(The problem): Return the lines below that carry the word "images".
— Begin Entries supplied —
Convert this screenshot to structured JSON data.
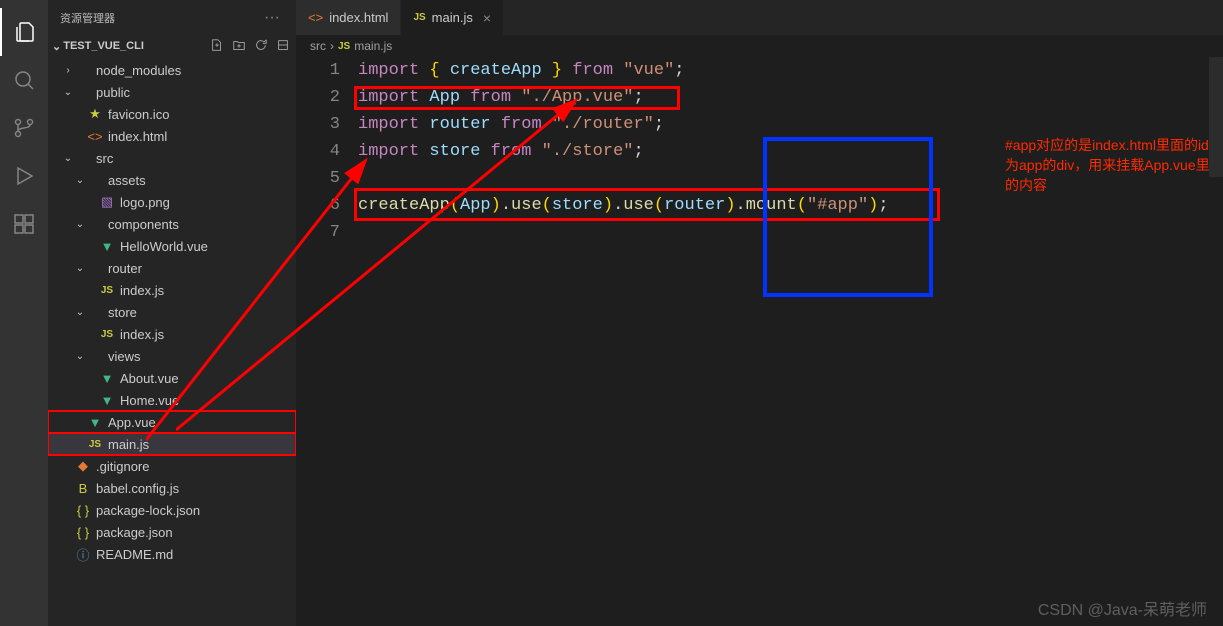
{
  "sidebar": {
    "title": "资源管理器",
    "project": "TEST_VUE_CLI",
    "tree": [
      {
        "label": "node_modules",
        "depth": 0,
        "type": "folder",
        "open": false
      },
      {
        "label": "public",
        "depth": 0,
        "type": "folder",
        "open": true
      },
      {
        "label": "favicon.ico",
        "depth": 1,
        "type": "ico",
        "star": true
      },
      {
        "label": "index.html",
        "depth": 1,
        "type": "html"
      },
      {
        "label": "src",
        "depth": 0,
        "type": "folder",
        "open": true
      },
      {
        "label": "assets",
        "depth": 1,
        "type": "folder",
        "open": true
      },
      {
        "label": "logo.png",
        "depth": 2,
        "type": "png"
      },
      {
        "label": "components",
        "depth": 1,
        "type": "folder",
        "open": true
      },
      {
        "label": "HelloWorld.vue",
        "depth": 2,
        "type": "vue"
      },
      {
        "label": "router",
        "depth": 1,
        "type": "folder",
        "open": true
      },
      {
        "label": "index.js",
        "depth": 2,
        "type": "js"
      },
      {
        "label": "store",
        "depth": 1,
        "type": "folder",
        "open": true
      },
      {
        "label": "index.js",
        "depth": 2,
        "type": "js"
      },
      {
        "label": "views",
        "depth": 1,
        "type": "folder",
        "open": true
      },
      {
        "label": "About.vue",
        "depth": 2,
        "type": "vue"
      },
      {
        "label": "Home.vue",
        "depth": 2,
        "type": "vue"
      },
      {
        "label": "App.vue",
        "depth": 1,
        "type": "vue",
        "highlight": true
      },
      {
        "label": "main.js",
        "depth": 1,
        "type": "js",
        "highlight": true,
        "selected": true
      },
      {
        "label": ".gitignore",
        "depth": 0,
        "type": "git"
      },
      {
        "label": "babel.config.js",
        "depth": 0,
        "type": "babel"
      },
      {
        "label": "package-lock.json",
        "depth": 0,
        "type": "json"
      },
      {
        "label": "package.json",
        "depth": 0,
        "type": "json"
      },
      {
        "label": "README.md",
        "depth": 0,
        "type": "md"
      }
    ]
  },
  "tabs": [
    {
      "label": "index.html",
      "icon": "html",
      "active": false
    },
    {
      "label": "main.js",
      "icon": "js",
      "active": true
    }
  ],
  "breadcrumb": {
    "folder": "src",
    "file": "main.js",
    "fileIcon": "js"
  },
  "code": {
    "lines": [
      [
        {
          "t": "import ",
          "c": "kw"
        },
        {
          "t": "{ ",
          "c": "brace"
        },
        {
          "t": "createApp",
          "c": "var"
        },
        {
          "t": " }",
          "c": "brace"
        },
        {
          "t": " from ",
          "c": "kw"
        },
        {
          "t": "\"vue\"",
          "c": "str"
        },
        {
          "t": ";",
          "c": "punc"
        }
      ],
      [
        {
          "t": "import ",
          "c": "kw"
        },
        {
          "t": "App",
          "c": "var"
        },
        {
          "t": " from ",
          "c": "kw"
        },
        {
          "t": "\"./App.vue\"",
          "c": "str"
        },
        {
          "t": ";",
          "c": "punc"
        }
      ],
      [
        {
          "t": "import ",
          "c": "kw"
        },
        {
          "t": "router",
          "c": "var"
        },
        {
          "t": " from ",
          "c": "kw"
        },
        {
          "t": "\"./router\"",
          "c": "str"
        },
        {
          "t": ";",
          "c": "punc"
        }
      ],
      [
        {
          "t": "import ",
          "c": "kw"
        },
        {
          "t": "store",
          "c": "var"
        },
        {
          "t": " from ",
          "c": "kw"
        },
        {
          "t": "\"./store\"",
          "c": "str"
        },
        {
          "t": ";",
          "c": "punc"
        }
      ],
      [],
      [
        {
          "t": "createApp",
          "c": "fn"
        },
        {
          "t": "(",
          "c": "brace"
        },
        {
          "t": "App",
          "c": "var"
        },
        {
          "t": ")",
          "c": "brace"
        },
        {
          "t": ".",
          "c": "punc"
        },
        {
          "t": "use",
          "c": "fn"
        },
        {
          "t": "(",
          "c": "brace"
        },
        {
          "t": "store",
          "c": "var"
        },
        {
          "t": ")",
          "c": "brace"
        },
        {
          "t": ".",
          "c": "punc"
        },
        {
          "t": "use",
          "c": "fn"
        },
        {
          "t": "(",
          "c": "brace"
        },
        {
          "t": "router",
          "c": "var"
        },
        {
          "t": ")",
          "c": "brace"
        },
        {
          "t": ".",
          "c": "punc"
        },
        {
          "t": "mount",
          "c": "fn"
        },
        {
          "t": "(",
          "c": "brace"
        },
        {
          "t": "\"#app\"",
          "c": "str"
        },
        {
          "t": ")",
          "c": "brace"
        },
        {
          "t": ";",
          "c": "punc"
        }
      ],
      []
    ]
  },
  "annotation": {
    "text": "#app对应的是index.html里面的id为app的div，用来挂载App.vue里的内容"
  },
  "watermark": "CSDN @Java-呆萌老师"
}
— End Entries supplied —
— Begin Entries supplied —
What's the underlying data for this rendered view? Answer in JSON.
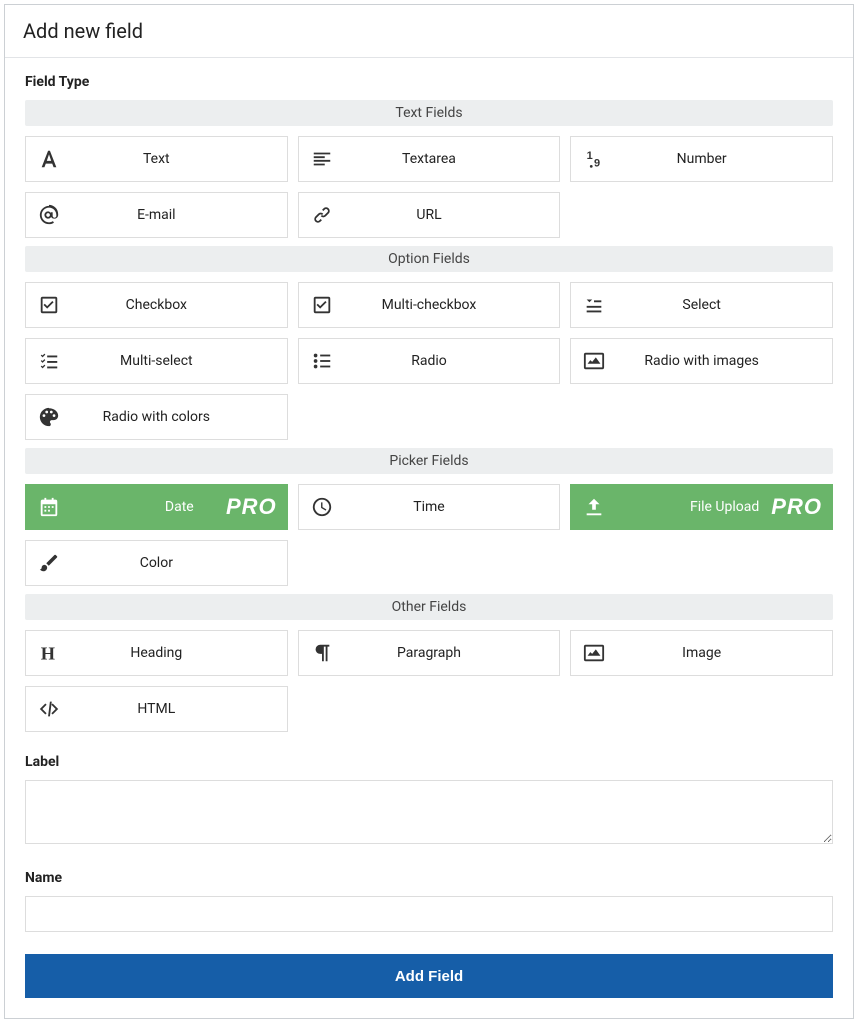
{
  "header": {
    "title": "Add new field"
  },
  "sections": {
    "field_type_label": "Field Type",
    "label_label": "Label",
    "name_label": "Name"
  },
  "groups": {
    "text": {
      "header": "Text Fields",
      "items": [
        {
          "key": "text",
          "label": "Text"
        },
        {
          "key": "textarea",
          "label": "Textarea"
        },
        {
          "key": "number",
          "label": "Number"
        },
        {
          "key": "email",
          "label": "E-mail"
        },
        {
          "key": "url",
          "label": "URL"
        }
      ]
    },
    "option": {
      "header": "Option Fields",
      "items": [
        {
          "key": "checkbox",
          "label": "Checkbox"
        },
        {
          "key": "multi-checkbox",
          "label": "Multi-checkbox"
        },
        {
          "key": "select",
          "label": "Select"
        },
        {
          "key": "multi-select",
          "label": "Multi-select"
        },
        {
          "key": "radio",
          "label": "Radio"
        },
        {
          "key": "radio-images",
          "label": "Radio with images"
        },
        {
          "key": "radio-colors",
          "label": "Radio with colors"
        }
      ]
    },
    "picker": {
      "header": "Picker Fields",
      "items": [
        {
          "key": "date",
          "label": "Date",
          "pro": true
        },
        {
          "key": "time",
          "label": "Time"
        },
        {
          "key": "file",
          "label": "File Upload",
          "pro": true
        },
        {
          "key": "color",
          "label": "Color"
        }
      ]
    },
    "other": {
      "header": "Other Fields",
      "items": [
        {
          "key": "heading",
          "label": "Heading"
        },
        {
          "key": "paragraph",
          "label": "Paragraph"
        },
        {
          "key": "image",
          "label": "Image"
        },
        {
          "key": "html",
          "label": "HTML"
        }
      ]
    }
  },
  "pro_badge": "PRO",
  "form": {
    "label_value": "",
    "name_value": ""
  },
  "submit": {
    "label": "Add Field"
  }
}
— End Entries supplied —
(Solution):
          "key": "radio-images",
          "label": "Radio with images"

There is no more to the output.